▶ The task:
Find the lines of data that contain the string "dash", then list them.
* start *
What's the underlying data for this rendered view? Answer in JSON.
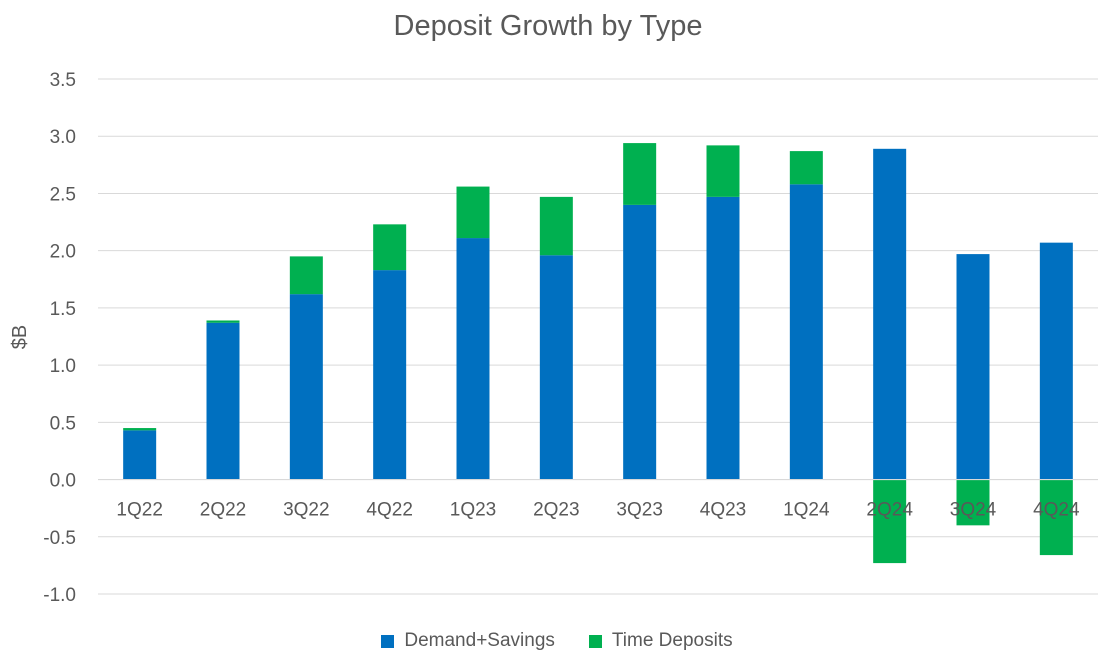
{
  "chart_data": {
    "type": "bar",
    "stacked": true,
    "title": "Deposit Growth by Type",
    "ylabel": "$B",
    "xlabel": "",
    "ylim": [
      -1.0,
      3.5
    ],
    "yticks": [
      "3.5",
      "3.0",
      "2.5",
      "2.0",
      "1.5",
      "1.0",
      "0.5",
      "0.0",
      "-0.5",
      "-1.0"
    ],
    "grid": true,
    "legend_position": "bottom",
    "categories": [
      "1Q22",
      "2Q22",
      "3Q22",
      "4Q22",
      "1Q23",
      "2Q23",
      "3Q23",
      "4Q23",
      "1Q24",
      "2Q24",
      "3Q24",
      "4Q24"
    ],
    "series": [
      {
        "name": "Demand+Savings",
        "color": "#0070C0",
        "values": [
          0.43,
          1.37,
          1.62,
          1.83,
          2.11,
          1.96,
          2.4,
          2.47,
          2.58,
          2.89,
          1.97,
          2.07
        ]
      },
      {
        "name": "Time Deposits",
        "color": "#00B050",
        "values": [
          0.02,
          0.02,
          0.33,
          0.4,
          0.45,
          0.51,
          0.54,
          0.45,
          0.29,
          -0.73,
          -0.4,
          -0.66
        ]
      }
    ]
  }
}
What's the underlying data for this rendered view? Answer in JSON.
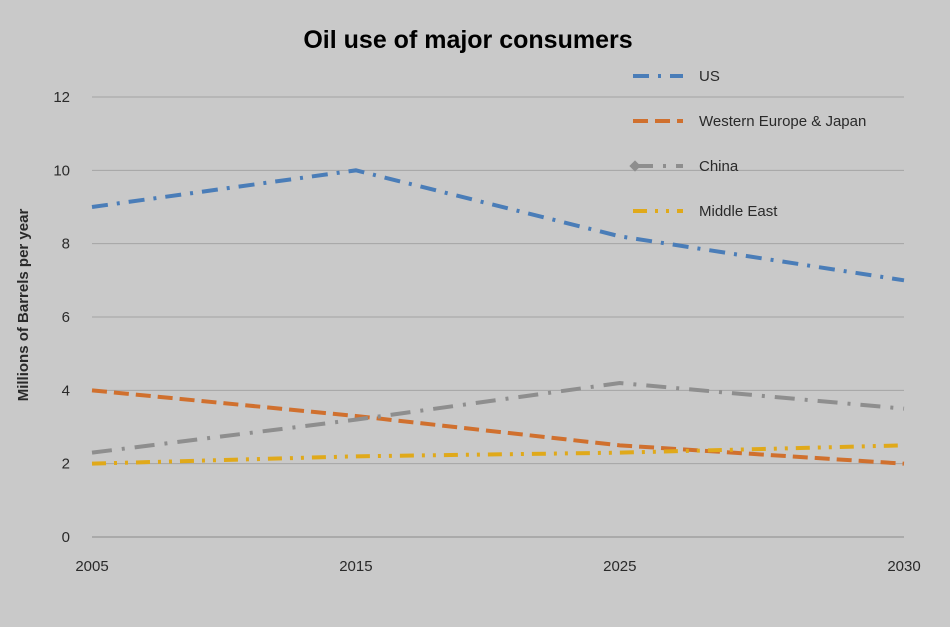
{
  "chart_data": {
    "type": "line",
    "title": "Oil use of major consumers",
    "xlabel": "",
    "ylabel": "Millions of Barrels per year",
    "x": [
      2005,
      2015,
      2025,
      2030
    ],
    "x_tick_labels": [
      "2005",
      "2015",
      "2025",
      "2030"
    ],
    "y_ticks": [
      0,
      2,
      4,
      6,
      8,
      10,
      12
    ],
    "y_tick_labels": [
      "0",
      "2",
      "4",
      "6",
      "8",
      "10",
      "12"
    ],
    "ylim": [
      0,
      12
    ],
    "grid": true,
    "legend_position": "top-right",
    "series": [
      {
        "name": "US",
        "values": [
          9.0,
          10.0,
          8.2,
          7.0
        ],
        "color": "#4a7db8",
        "dash": "dash-dot"
      },
      {
        "name": "Western Europe & Japan",
        "values": [
          4.0,
          3.3,
          2.5,
          2.0
        ],
        "color": "#d0702e",
        "dash": "dash"
      },
      {
        "name": "China",
        "values": [
          2.3,
          3.2,
          4.2,
          3.5
        ],
        "color": "#8e8e8e",
        "dash": "long-dash-dot"
      },
      {
        "name": "Middle East",
        "values": [
          2.0,
          2.2,
          2.3,
          2.5
        ],
        "color": "#e0a91a",
        "dash": "dash-dot-dot"
      }
    ]
  }
}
* end *
▶ Finished task:
        "dash": "dash-dot"
        "dash": "dash"
        "dash": "long-dash-dot"
        "dash": "dash-dot-dot"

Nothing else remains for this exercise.